Reproduce the records below in full and word for word, excluding pictures.
--- start STORED DATA ---
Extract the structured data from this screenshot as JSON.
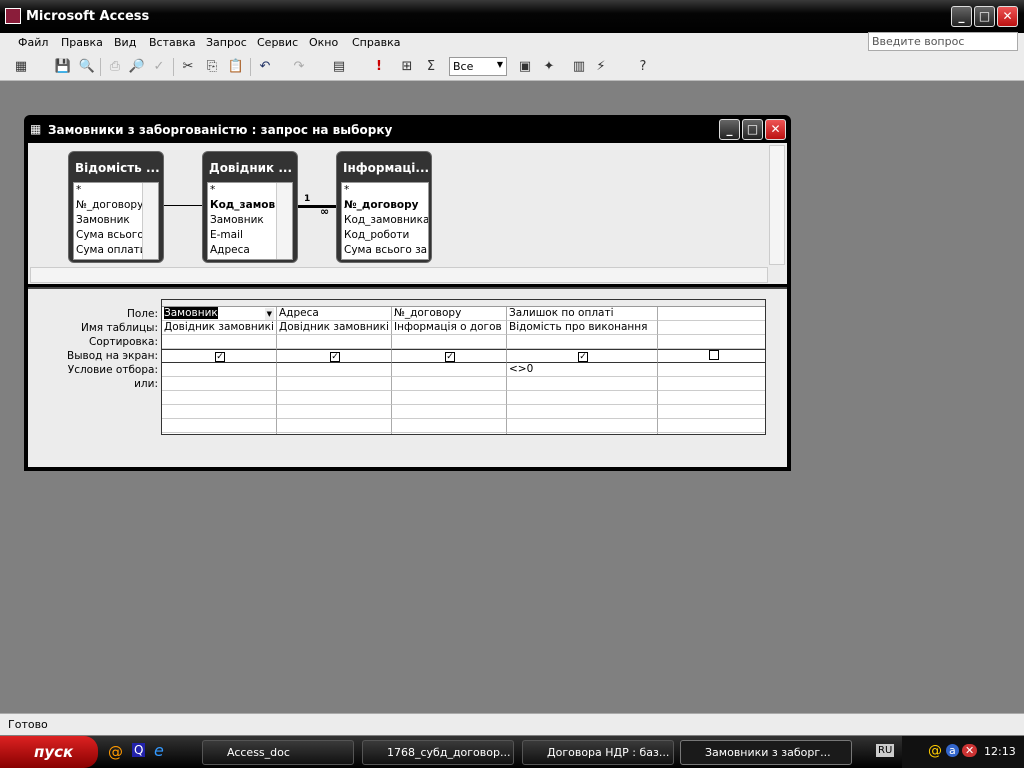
{
  "app": {
    "title": "Microsoft Access"
  },
  "menu": [
    "Файл",
    "Правка",
    "Вид",
    "Вставка",
    "Запрос",
    "Сервис",
    "Окно",
    "Справка"
  ],
  "ask_placeholder": "Введите вопрос",
  "toolbar": {
    "top_values": "Все"
  },
  "query_window": {
    "title": "Замовники з заборгованістю : запрос на выборку",
    "tables": [
      {
        "title": "Відомість ...",
        "fields": [
          "*",
          "№_договору",
          "Замовник",
          "Сума всього",
          "Сума оплати"
        ]
      },
      {
        "title": "Довідник ...",
        "fields": [
          "*",
          "Код_замовника",
          "Замовник",
          "E-mail",
          "Адреса"
        ]
      },
      {
        "title": "Інформаці...",
        "fields": [
          "*",
          "№_договору",
          "Код_замовника",
          "Код_роботи",
          "Сума всього за д"
        ]
      }
    ],
    "relation": {
      "one": "1",
      "many": "∞"
    },
    "row_labels": [
      "Поле:",
      "Имя таблицы:",
      "Сортировка:",
      "Вывод на экран:",
      "Условие отбора:",
      "или:"
    ],
    "columns": [
      {
        "field": "Замовник",
        "table": "Довідник замовникі",
        "show": true,
        "criteria": ""
      },
      {
        "field": "Адреса",
        "table": "Довідник замовникі",
        "show": true,
        "criteria": ""
      },
      {
        "field": "№_договору",
        "table": "Інформація о догов",
        "show": true,
        "criteria": ""
      },
      {
        "field": "Залишок по оплаті",
        "table": "Відомість про виконання",
        "show": true,
        "criteria": "<>0"
      },
      {
        "field": "",
        "table": "",
        "show": false,
        "criteria": ""
      }
    ]
  },
  "status": "Готово",
  "taskbar": {
    "start": "пуск",
    "tasks": [
      "Access_doc",
      "1768_субд_договор...",
      "Договора НДР : баз...",
      "Замовники з заборг..."
    ],
    "lang": "RU",
    "clock": "12:13"
  }
}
--- end STORED DATA ---
◆ EXERCISE RESULT:
Extract the structured data from this screenshot as JSON.
{
  "app": {
    "title": "Microsoft Access"
  },
  "menu": [
    "Файл",
    "Правка",
    "Вид",
    "Вставка",
    "Запрос",
    "Сервис",
    "Окно",
    "Справка"
  ],
  "ask_placeholder": "Введите вопрос",
  "toolbar": {
    "top_values": "Все"
  },
  "query_window": {
    "title": "Замовники з заборгованістю : запрос на выборку",
    "tables": [
      {
        "title": "Відомість ...",
        "fields": [
          "*",
          "№_договору",
          "Замовник",
          "Сума всього",
          "Сума оплати"
        ]
      },
      {
        "title": "Довідник ...",
        "fields": [
          "*",
          "Код_замовника",
          "Замовник",
          "E-mail",
          "Адреса"
        ]
      },
      {
        "title": "Інформаці...",
        "fields": [
          "*",
          "№_договору",
          "Код_замовника",
          "Код_роботи",
          "Сума всього за д"
        ]
      }
    ],
    "relation": {
      "one": "1",
      "many": "∞"
    },
    "row_labels": [
      "Поле:",
      "Имя таблицы:",
      "Сортировка:",
      "Вывод на экран:",
      "Условие отбора:",
      "или:"
    ],
    "columns": [
      {
        "field": "Замовник",
        "table": "Довідник замовникі",
        "show": true,
        "criteria": ""
      },
      {
        "field": "Адреса",
        "table": "Довідник замовникі",
        "show": true,
        "criteria": ""
      },
      {
        "field": "№_договору",
        "table": "Інформація о догов",
        "show": true,
        "criteria": ""
      },
      {
        "field": "Залишок по оплаті",
        "table": "Відомість про виконання",
        "show": true,
        "criteria": "<>0"
      },
      {
        "field": "",
        "table": "",
        "show": false,
        "criteria": ""
      }
    ]
  },
  "status": "Готово",
  "taskbar": {
    "start": "пуск",
    "tasks": [
      "Access_doc",
      "1768_субд_договор...",
      "Договора НДР : баз...",
      "Замовники з заборг..."
    ],
    "lang": "RU",
    "clock": "12:13"
  }
}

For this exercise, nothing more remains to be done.